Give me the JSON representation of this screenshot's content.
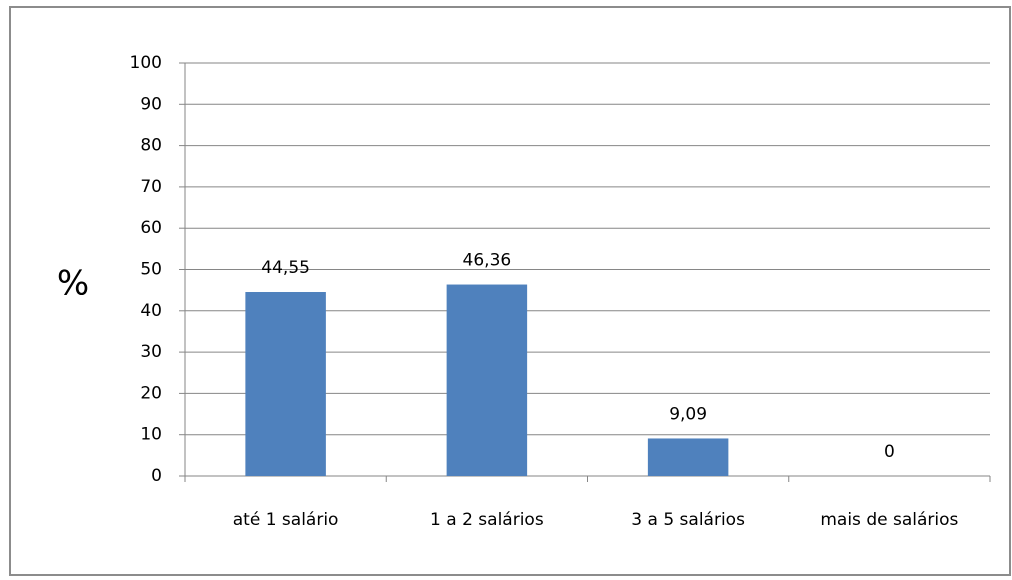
{
  "chart_data": {
    "type": "bar",
    "y_label": "%",
    "categories": [
      "até 1 salário",
      "1 a 2 salários",
      "3 a 5 salários",
      "mais de salários"
    ],
    "values": [
      44.55,
      46.36,
      9.09,
      0
    ],
    "value_labels": [
      "44,55",
      "46,36",
      "9,09",
      "0"
    ],
    "color": "#4f81bd",
    "ylim": [
      0,
      100
    ],
    "yticks": [
      0,
      10,
      20,
      30,
      40,
      50,
      60,
      70,
      80,
      90,
      100
    ],
    "grid": true
  }
}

Set exercise: Find all lines where the word "salários" appears. Copy them.

Task response:
      "1 a 2 salários",
      "3 a 5 salários",
      "mais de salários"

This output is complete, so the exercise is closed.